→ **What to work on**
Tally the lines in the data that follows that include the word "ներկայացուցիչներին", and report nothing but the total.

→ **Supplied material**

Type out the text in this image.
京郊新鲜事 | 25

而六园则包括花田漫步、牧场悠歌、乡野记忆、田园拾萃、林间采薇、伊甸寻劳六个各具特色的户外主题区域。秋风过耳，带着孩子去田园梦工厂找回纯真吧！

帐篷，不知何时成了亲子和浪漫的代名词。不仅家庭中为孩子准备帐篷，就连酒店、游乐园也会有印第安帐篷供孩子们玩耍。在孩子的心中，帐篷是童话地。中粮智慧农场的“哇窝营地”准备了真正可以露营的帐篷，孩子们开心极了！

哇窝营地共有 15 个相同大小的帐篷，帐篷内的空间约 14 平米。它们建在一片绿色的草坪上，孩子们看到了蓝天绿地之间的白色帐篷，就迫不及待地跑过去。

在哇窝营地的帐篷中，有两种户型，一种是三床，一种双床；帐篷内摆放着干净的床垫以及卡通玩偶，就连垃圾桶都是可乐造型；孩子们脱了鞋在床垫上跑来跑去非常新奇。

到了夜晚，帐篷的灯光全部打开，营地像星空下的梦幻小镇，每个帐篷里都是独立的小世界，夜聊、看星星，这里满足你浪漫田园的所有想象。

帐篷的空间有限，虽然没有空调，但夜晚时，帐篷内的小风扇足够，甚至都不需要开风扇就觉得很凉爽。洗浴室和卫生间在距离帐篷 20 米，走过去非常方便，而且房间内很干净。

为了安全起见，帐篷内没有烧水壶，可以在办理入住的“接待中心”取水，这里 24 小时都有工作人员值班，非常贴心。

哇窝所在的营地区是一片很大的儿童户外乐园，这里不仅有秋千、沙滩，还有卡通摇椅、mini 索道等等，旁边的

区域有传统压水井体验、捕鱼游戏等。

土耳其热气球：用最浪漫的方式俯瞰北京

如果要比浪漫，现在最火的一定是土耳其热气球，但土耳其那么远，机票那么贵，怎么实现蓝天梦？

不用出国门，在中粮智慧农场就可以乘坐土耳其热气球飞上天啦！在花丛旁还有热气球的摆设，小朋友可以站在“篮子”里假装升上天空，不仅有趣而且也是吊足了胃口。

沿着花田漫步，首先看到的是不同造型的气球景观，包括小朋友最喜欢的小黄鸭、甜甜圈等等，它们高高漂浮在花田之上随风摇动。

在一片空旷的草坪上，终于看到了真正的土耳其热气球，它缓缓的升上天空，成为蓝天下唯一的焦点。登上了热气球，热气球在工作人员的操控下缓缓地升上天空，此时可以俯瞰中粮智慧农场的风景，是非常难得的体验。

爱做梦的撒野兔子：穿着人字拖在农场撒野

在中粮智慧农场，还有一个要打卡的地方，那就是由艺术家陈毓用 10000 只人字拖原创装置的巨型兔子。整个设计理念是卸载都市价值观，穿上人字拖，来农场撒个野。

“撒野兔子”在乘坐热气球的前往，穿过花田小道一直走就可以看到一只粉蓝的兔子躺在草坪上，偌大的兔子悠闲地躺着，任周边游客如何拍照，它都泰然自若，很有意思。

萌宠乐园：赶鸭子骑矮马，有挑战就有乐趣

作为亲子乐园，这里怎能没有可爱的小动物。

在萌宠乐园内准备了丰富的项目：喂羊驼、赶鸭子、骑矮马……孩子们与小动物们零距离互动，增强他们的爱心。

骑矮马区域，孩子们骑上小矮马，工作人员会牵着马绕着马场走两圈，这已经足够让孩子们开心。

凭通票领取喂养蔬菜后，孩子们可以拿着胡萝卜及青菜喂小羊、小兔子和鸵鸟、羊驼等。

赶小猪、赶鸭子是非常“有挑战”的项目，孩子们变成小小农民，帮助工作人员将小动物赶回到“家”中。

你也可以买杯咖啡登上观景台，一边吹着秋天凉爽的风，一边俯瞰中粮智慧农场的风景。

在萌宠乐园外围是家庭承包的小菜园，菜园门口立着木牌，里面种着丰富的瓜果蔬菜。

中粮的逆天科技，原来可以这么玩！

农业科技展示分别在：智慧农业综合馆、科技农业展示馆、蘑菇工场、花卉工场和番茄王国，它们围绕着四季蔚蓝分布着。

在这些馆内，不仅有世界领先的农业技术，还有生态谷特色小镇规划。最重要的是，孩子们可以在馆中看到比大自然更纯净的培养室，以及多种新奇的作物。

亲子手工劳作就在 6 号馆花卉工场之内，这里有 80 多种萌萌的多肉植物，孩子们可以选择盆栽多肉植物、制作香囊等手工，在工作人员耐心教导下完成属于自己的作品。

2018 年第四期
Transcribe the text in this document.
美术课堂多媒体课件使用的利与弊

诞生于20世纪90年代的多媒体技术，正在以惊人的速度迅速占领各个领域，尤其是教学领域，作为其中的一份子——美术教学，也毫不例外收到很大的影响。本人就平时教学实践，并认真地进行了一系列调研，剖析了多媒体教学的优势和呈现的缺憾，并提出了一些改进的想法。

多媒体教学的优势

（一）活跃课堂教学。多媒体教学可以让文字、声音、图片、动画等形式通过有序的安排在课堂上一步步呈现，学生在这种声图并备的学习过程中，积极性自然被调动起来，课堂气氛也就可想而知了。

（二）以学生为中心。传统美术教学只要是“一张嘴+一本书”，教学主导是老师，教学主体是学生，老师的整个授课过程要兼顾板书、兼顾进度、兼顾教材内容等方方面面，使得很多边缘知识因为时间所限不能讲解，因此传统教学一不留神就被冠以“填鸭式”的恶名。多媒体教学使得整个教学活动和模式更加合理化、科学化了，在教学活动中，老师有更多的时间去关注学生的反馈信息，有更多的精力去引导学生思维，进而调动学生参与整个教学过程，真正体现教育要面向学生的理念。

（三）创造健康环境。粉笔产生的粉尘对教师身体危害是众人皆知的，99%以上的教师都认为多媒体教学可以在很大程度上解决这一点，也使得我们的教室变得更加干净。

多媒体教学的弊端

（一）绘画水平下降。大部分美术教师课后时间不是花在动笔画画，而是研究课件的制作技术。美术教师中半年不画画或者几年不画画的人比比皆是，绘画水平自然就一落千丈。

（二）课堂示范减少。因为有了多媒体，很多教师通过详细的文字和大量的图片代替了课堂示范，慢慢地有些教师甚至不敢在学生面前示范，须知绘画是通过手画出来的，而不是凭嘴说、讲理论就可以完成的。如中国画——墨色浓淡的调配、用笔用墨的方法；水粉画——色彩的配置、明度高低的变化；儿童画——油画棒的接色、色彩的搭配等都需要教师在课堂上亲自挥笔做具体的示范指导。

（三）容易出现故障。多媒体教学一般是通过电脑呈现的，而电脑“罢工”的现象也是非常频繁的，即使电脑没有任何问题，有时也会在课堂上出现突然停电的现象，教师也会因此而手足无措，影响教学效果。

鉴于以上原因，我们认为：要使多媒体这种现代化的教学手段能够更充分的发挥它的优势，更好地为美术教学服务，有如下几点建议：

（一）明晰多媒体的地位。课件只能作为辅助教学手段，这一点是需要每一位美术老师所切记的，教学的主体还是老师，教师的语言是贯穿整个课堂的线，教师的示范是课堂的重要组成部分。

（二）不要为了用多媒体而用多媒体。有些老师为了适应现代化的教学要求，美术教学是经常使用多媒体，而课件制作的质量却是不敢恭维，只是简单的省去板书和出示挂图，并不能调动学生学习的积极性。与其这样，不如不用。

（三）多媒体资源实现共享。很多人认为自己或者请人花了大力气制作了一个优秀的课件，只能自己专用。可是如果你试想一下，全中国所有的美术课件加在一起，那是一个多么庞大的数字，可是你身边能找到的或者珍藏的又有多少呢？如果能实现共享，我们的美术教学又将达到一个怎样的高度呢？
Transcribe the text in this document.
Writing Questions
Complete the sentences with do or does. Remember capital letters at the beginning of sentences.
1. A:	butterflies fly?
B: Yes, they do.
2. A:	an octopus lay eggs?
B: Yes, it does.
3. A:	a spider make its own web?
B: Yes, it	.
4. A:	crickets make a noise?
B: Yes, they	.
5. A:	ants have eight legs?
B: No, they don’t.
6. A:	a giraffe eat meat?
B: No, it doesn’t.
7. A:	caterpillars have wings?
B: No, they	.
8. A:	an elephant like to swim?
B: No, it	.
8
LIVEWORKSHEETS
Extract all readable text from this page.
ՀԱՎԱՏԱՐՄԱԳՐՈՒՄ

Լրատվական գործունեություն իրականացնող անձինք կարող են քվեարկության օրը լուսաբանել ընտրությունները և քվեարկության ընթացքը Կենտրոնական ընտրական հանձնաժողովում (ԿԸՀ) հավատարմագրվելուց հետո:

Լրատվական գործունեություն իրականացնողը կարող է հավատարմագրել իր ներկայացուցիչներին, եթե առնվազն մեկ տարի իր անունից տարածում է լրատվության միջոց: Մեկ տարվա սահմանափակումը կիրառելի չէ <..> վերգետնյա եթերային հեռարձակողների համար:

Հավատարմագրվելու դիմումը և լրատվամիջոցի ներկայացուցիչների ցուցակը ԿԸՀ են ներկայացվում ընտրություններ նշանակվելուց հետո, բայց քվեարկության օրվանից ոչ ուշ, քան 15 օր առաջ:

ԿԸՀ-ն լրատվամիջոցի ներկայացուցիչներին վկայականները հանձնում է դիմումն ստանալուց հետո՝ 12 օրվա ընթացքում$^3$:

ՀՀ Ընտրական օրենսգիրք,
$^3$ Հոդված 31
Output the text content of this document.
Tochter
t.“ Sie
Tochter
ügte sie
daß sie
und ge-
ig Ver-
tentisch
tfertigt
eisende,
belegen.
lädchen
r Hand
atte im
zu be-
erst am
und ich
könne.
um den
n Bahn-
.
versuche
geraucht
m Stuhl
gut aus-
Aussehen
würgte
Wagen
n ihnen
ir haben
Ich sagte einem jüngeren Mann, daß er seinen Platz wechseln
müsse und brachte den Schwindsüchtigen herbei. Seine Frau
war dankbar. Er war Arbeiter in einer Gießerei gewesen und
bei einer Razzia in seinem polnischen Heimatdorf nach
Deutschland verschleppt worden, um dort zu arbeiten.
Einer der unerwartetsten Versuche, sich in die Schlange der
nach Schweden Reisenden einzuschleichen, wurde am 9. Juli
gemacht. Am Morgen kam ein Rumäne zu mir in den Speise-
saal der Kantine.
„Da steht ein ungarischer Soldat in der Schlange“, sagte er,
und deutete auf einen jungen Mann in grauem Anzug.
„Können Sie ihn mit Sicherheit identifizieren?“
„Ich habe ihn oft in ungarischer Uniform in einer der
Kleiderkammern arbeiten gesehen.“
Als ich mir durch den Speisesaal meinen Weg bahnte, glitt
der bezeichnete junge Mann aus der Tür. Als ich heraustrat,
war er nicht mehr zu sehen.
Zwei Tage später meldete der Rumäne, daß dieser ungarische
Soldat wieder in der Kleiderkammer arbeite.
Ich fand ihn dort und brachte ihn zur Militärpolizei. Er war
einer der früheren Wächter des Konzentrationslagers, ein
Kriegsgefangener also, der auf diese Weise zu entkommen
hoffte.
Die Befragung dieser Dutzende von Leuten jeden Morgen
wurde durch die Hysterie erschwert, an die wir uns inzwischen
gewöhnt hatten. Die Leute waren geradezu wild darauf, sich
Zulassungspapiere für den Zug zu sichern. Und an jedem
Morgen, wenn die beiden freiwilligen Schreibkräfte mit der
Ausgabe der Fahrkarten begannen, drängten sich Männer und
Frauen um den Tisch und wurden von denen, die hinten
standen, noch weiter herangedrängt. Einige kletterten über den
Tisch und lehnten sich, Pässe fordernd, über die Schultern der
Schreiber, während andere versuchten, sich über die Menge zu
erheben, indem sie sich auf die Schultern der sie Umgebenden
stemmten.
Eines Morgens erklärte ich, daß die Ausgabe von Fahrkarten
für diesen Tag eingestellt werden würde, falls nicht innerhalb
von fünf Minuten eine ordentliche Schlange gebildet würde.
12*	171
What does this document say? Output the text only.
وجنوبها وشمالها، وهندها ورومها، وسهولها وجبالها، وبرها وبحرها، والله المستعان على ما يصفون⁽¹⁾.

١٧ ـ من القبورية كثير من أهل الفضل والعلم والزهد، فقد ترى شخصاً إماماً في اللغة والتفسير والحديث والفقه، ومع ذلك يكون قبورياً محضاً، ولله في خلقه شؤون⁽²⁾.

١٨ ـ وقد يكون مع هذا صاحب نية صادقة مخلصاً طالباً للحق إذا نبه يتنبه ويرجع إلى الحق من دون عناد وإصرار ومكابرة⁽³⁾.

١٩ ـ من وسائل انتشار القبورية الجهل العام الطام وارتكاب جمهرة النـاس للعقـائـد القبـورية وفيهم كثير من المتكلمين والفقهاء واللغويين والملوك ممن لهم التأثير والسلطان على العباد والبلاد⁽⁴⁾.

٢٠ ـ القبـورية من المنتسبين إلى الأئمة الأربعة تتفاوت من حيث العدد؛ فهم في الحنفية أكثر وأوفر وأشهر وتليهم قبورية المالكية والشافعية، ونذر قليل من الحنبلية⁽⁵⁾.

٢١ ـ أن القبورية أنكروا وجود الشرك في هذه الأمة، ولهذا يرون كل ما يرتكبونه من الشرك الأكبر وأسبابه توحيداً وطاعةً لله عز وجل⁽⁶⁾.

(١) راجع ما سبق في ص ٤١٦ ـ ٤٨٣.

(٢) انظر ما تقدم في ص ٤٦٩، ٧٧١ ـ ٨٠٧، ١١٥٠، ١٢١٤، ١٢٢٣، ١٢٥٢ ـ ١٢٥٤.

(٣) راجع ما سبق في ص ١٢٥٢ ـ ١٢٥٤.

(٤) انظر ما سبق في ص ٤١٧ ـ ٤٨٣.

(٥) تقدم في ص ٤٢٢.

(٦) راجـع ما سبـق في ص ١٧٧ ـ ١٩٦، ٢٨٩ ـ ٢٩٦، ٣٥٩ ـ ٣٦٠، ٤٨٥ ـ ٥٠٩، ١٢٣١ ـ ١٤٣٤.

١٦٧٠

→ **Task output**
2